§ **Your objective**: Wherever a line holds the word "screenshot", copy that line out.

§ **Dataset excerpt**:
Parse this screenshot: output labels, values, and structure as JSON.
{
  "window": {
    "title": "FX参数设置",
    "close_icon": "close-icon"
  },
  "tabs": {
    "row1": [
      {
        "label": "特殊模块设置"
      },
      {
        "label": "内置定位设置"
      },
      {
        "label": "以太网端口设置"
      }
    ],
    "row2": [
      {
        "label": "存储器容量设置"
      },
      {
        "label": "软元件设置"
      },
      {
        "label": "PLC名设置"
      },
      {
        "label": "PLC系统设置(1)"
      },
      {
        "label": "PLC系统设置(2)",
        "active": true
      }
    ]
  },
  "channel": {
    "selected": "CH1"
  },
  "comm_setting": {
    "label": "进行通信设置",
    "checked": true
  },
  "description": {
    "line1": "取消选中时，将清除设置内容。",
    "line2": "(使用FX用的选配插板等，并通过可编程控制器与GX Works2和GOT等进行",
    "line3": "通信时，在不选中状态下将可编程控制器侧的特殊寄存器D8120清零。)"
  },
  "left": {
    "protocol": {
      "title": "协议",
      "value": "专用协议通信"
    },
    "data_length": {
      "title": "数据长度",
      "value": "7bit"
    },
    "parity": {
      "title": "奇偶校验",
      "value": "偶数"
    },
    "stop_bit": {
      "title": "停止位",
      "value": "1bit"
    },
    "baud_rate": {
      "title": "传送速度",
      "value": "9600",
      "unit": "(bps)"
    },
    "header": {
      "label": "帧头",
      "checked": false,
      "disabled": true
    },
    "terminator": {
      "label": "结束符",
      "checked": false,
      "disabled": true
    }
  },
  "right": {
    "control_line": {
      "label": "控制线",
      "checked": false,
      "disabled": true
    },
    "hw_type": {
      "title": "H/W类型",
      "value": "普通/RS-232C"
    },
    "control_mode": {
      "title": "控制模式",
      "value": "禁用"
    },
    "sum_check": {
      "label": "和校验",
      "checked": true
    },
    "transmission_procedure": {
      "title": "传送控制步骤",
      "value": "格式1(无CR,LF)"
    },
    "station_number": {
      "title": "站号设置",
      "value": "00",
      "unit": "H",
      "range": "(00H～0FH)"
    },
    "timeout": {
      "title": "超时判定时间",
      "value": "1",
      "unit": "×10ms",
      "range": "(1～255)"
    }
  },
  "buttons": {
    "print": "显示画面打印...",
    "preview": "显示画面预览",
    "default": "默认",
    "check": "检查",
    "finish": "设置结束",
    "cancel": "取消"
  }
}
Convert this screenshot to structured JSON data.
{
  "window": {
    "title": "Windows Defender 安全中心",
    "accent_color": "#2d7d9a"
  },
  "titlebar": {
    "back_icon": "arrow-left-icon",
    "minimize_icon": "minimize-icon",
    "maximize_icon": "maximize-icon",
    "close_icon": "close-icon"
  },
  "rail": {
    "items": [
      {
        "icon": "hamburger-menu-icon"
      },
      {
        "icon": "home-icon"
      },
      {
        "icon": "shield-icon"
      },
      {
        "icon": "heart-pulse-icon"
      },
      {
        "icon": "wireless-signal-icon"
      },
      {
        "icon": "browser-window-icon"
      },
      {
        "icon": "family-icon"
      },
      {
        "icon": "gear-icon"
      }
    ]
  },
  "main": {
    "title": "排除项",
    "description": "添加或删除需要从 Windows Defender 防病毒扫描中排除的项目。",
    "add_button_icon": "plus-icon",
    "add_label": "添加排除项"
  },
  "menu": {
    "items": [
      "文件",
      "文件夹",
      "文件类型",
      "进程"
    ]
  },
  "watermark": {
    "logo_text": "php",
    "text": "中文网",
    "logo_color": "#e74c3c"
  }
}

§ **Output below**:
Parse this screenshot: output labels, values, and structure as JSON.
Convert this screenshot to structured JSON data.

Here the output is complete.